• Written instruction:
Repeat the records exactly. Every line must match.

• Entries supplied:
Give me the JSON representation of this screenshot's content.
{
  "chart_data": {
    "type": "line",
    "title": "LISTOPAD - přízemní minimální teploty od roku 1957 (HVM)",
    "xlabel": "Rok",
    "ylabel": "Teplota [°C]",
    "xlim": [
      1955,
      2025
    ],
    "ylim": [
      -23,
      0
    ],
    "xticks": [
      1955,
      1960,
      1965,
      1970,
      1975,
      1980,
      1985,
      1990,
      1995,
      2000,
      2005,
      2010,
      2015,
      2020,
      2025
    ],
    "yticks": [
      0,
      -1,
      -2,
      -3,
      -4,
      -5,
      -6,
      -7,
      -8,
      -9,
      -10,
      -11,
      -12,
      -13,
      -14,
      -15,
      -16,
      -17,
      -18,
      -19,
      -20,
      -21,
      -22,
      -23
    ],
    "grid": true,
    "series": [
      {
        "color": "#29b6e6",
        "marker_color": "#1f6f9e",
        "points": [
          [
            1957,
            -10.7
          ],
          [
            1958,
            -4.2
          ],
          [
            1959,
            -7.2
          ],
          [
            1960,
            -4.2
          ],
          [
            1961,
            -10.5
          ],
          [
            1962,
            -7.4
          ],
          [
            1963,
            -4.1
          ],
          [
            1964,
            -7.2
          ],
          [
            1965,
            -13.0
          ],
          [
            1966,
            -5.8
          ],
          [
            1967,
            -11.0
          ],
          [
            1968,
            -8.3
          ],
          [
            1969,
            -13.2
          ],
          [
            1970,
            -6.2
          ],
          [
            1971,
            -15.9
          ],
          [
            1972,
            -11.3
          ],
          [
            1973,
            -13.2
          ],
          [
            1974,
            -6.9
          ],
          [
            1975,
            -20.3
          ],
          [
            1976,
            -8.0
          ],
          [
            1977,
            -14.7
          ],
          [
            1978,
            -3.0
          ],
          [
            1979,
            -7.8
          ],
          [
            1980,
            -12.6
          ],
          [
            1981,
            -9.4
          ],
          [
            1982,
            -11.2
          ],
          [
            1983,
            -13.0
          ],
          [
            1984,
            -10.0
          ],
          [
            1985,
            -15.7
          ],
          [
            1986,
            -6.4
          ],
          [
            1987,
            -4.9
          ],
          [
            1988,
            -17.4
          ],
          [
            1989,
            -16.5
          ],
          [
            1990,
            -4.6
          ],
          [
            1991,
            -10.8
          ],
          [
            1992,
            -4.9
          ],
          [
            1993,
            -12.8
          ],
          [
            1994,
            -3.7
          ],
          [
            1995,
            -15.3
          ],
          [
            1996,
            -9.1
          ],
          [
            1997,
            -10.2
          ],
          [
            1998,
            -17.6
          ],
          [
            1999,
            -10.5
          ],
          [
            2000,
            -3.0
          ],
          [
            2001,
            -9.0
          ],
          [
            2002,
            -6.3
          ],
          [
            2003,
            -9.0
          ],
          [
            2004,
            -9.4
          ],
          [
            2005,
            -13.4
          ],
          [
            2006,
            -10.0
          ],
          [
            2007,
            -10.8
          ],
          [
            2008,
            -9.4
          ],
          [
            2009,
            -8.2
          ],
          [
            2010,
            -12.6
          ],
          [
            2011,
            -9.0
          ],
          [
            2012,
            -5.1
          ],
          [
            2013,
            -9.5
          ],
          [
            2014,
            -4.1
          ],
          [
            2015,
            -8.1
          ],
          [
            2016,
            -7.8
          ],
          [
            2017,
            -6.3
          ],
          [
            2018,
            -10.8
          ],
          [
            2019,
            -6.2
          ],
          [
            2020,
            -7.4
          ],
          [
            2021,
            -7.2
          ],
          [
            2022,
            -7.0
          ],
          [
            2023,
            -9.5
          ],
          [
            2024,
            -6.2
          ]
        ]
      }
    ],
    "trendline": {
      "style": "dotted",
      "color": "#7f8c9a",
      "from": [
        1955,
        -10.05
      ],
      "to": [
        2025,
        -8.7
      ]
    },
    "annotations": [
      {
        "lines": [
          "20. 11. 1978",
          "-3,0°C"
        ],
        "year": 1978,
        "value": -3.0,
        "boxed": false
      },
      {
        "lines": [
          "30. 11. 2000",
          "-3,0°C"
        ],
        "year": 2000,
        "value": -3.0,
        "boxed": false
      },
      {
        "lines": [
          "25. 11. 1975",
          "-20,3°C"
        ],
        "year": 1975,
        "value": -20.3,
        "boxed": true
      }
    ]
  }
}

• Answer to the task:
Give me the JSON representation of this screenshot's content.
{
  "chart_data": {
    "type": "line",
    "title": "LISTOPAD - přízemní minimální teploty od roku 1957 (HVM)",
    "xlabel": "Rok",
    "ylabel": "Teplota [°C]",
    "xlim": [
      1955,
      2025
    ],
    "ylim": [
      -23,
      0
    ],
    "xticks": [
      1955,
      1960,
      1965,
      1970,
      1975,
      1980,
      1985,
      1990,
      1995,
      2000,
      2005,
      2010,
      2015,
      2020,
      2025
    ],
    "yticks": [
      0,
      -1,
      -2,
      -3,
      -4,
      -5,
      -6,
      -7,
      -8,
      -9,
      -10,
      -11,
      -12,
      -13,
      -14,
      -15,
      -16,
      -17,
      -18,
      -19,
      -20,
      -21,
      -22,
      -23
    ],
    "grid": true,
    "series": [
      {
        "color": "#29b6e6",
        "marker_color": "#1f6f9e",
        "points": [
          [
            1957,
            -10.7
          ],
          [
            1958,
            -4.2
          ],
          [
            1959,
            -7.2
          ],
          [
            1960,
            -4.2
          ],
          [
            1961,
            -10.5
          ],
          [
            1962,
            -7.4
          ],
          [
            1963,
            -4.1
          ],
          [
            1964,
            -7.2
          ],
          [
            1965,
            -13.0
          ],
          [
            1966,
            -5.8
          ],
          [
            1967,
            -11.0
          ],
          [
            1968,
            -8.3
          ],
          [
            1969,
            -13.2
          ],
          [
            1970,
            -6.2
          ],
          [
            1971,
            -15.9
          ],
          [
            1972,
            -11.3
          ],
          [
            1973,
            -13.2
          ],
          [
            1974,
            -6.9
          ],
          [
            1975,
            -20.3
          ],
          [
            1976,
            -8.0
          ],
          [
            1977,
            -14.7
          ],
          [
            1978,
            -3.0
          ],
          [
            1979,
            -7.8
          ],
          [
            1980,
            -12.6
          ],
          [
            1981,
            -9.4
          ],
          [
            1982,
            -11.2
          ],
          [
            1983,
            -13.0
          ],
          [
            1984,
            -10.0
          ],
          [
            1985,
            -15.7
          ],
          [
            1986,
            -6.4
          ],
          [
            1987,
            -4.9
          ],
          [
            1988,
            -17.4
          ],
          [
            1989,
            -16.5
          ],
          [
            1990,
            -4.6
          ],
          [
            1991,
            -10.8
          ],
          [
            1992,
            -4.9
          ],
          [
            1993,
            -12.8
          ],
          [
            1994,
            -3.7
          ],
          [
            1995,
            -15.3
          ],
          [
            1996,
            -9.1
          ],
          [
            1997,
            -10.2
          ],
          [
            1998,
            -17.6
          ],
          [
            1999,
            -10.5
          ],
          [
            2000,
            -3.0
          ],
          [
            2001,
            -9.0
          ],
          [
            2002,
            -6.3
          ],
          [
            2003,
            -9.0
          ],
          [
            2004,
            -9.4
          ],
          [
            2005,
            -13.4
          ],
          [
            2006,
            -10.0
          ],
          [
            2007,
            -10.8
          ],
          [
            2008,
            -9.4
          ],
          [
            2009,
            -8.2
          ],
          [
            2010,
            -12.6
          ],
          [
            2011,
            -9.0
          ],
          [
            2012,
            -5.1
          ],
          [
            2013,
            -9.5
          ],
          [
            2014,
            -4.1
          ],
          [
            2015,
            -8.1
          ],
          [
            2016,
            -7.8
          ],
          [
            2017,
            -6.3
          ],
          [
            2018,
            -10.8
          ],
          [
            2019,
            -6.2
          ],
          [
            2020,
            -7.4
          ],
          [
            2021,
            -7.2
          ],
          [
            2022,
            -7.0
          ],
          [
            2023,
            -9.5
          ],
          [
            2024,
            -6.2
          ]
        ]
      }
    ],
    "trendline": {
      "style": "dotted",
      "color": "#7f8c9a",
      "from": [
        1955,
        -10.05
      ],
      "to": [
        2025,
        -8.7
      ]
    },
    "annotations": [
      {
        "lines": [
          "20. 11. 1978",
          "-3,0°C"
        ],
        "year": 1978,
        "value": -3.0,
        "boxed": false
      },
      {
        "lines": [
          "30. 11. 2000",
          "-3,0°C"
        ],
        "year": 2000,
        "value": -3.0,
        "boxed": false
      },
      {
        "lines": [
          "25. 11. 1975",
          "-20,3°C"
        ],
        "year": 1975,
        "value": -20.3,
        "boxed": true
      }
    ]
  }
}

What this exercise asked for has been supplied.